Write out every entry, unchanged. Skip any picture.

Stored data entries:

* * * *

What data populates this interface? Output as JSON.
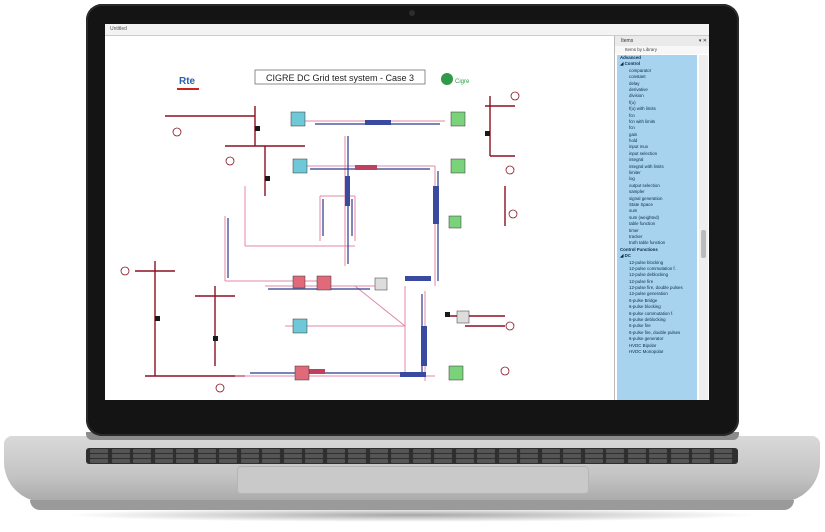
{
  "window": {
    "title": "Untitled"
  },
  "diagram": {
    "title": "CIGRE DC Grid test system - Case 3",
    "logo_left": "Rte",
    "logo_right": "Cigre"
  },
  "panel": {
    "title": "Items",
    "controls": "▾ ✕",
    "subheader": "Items by Library",
    "tree": [
      {
        "label": "Advanced",
        "kind": "h"
      },
      {
        "label": "◢ Control",
        "kind": "h"
      },
      {
        "label": "comparator",
        "kind": "i"
      },
      {
        "label": "constant",
        "kind": "i"
      },
      {
        "label": "delay",
        "kind": "i"
      },
      {
        "label": "derivative",
        "kind": "i"
      },
      {
        "label": "division",
        "kind": "i"
      },
      {
        "label": "f(u)",
        "kind": "i"
      },
      {
        "label": "f(u) with limits",
        "kind": "i"
      },
      {
        "label": "fcn",
        "kind": "i"
      },
      {
        "label": "fcn with limits",
        "kind": "i"
      },
      {
        "label": "fcn",
        "kind": "i"
      },
      {
        "label": "gain",
        "kind": "i"
      },
      {
        "label": "hold",
        "kind": "i"
      },
      {
        "label": "input mux",
        "kind": "i"
      },
      {
        "label": "input selection",
        "kind": "i"
      },
      {
        "label": "integral",
        "kind": "i"
      },
      {
        "label": "integral with limits",
        "kind": "i"
      },
      {
        "label": "limiter",
        "kind": "i"
      },
      {
        "label": "log",
        "kind": "i"
      },
      {
        "label": "output selection",
        "kind": "i"
      },
      {
        "label": "sampler",
        "kind": "i"
      },
      {
        "label": "signal generation",
        "kind": "i"
      },
      {
        "label": "State Space",
        "kind": "i"
      },
      {
        "label": "sum",
        "kind": "i"
      },
      {
        "label": "sum (weighted)",
        "kind": "i"
      },
      {
        "label": "table function",
        "kind": "i"
      },
      {
        "label": "timer",
        "kind": "i"
      },
      {
        "label": "tracker",
        "kind": "i"
      },
      {
        "label": "truth table function",
        "kind": "i"
      },
      {
        "label": "Control Functions",
        "kind": "h"
      },
      {
        "label": "◢ DC",
        "kind": "h"
      },
      {
        "label": "12-pulse blocking",
        "kind": "i"
      },
      {
        "label": "12-pulse commutation f.",
        "kind": "i"
      },
      {
        "label": "12-pulse deblocking",
        "kind": "i"
      },
      {
        "label": "12-pulse fire",
        "kind": "i"
      },
      {
        "label": "12-pulse fire, double pulses",
        "kind": "i"
      },
      {
        "label": "12-pulse generation",
        "kind": "i"
      },
      {
        "label": "6-pulse Bridge",
        "kind": "i"
      },
      {
        "label": "6-pulse blocking",
        "kind": "i"
      },
      {
        "label": "6-pulse commutation f.",
        "kind": "i"
      },
      {
        "label": "6-pulse deblocking",
        "kind": "i"
      },
      {
        "label": "6-pulse fire",
        "kind": "i"
      },
      {
        "label": "6-pulse fire, double pulses",
        "kind": "i"
      },
      {
        "label": "6-pulse generator",
        "kind": "i"
      },
      {
        "label": "HVDC Bipolar",
        "kind": "i"
      },
      {
        "label": "HVDC Monopolar",
        "kind": "i"
      }
    ]
  },
  "colors": {
    "bus": "#8a1020",
    "line_pink": "#e08aa8",
    "line_blue": "#2a3a8a",
    "converter_green": "#7ad27a",
    "converter_cyan": "#6fc8d8",
    "converter_red": "#e06a7a",
    "tree_bg": "#a7d3ee"
  }
}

* * * *

> _EXERCISE ANSWER_
What data populates this interface? Output as JSON.
{
  "window": {
    "title": "Untitled"
  },
  "diagram": {
    "title": "CIGRE DC Grid test system - Case 3",
    "logo_left": "Rte",
    "logo_right": "Cigre"
  },
  "panel": {
    "title": "Items",
    "controls": "▾ ✕",
    "subheader": "Items by Library",
    "tree": [
      {
        "label": "Advanced",
        "kind": "h"
      },
      {
        "label": "◢ Control",
        "kind": "h"
      },
      {
        "label": "comparator",
        "kind": "i"
      },
      {
        "label": "constant",
        "kind": "i"
      },
      {
        "label": "delay",
        "kind": "i"
      },
      {
        "label": "derivative",
        "kind": "i"
      },
      {
        "label": "division",
        "kind": "i"
      },
      {
        "label": "f(u)",
        "kind": "i"
      },
      {
        "label": "f(u) with limits",
        "kind": "i"
      },
      {
        "label": "fcn",
        "kind": "i"
      },
      {
        "label": "fcn with limits",
        "kind": "i"
      },
      {
        "label": "fcn",
        "kind": "i"
      },
      {
        "label": "gain",
        "kind": "i"
      },
      {
        "label": "hold",
        "kind": "i"
      },
      {
        "label": "input mux",
        "kind": "i"
      },
      {
        "label": "input selection",
        "kind": "i"
      },
      {
        "label": "integral",
        "kind": "i"
      },
      {
        "label": "integral with limits",
        "kind": "i"
      },
      {
        "label": "limiter",
        "kind": "i"
      },
      {
        "label": "log",
        "kind": "i"
      },
      {
        "label": "output selection",
        "kind": "i"
      },
      {
        "label": "sampler",
        "kind": "i"
      },
      {
        "label": "signal generation",
        "kind": "i"
      },
      {
        "label": "State Space",
        "kind": "i"
      },
      {
        "label": "sum",
        "kind": "i"
      },
      {
        "label": "sum (weighted)",
        "kind": "i"
      },
      {
        "label": "table function",
        "kind": "i"
      },
      {
        "label": "timer",
        "kind": "i"
      },
      {
        "label": "tracker",
        "kind": "i"
      },
      {
        "label": "truth table function",
        "kind": "i"
      },
      {
        "label": "Control Functions",
        "kind": "h"
      },
      {
        "label": "◢ DC",
        "kind": "h"
      },
      {
        "label": "12-pulse blocking",
        "kind": "i"
      },
      {
        "label": "12-pulse commutation f.",
        "kind": "i"
      },
      {
        "label": "12-pulse deblocking",
        "kind": "i"
      },
      {
        "label": "12-pulse fire",
        "kind": "i"
      },
      {
        "label": "12-pulse fire, double pulses",
        "kind": "i"
      },
      {
        "label": "12-pulse generation",
        "kind": "i"
      },
      {
        "label": "6-pulse Bridge",
        "kind": "i"
      },
      {
        "label": "6-pulse blocking",
        "kind": "i"
      },
      {
        "label": "6-pulse commutation f.",
        "kind": "i"
      },
      {
        "label": "6-pulse deblocking",
        "kind": "i"
      },
      {
        "label": "6-pulse fire",
        "kind": "i"
      },
      {
        "label": "6-pulse fire, double pulses",
        "kind": "i"
      },
      {
        "label": "6-pulse generator",
        "kind": "i"
      },
      {
        "label": "HVDC Bipolar",
        "kind": "i"
      },
      {
        "label": "HVDC Monopolar",
        "kind": "i"
      }
    ]
  },
  "colors": {
    "bus": "#8a1020",
    "line_pink": "#e08aa8",
    "line_blue": "#2a3a8a",
    "converter_green": "#7ad27a",
    "converter_cyan": "#6fc8d8",
    "converter_red": "#e06a7a",
    "tree_bg": "#a7d3ee"
  }
}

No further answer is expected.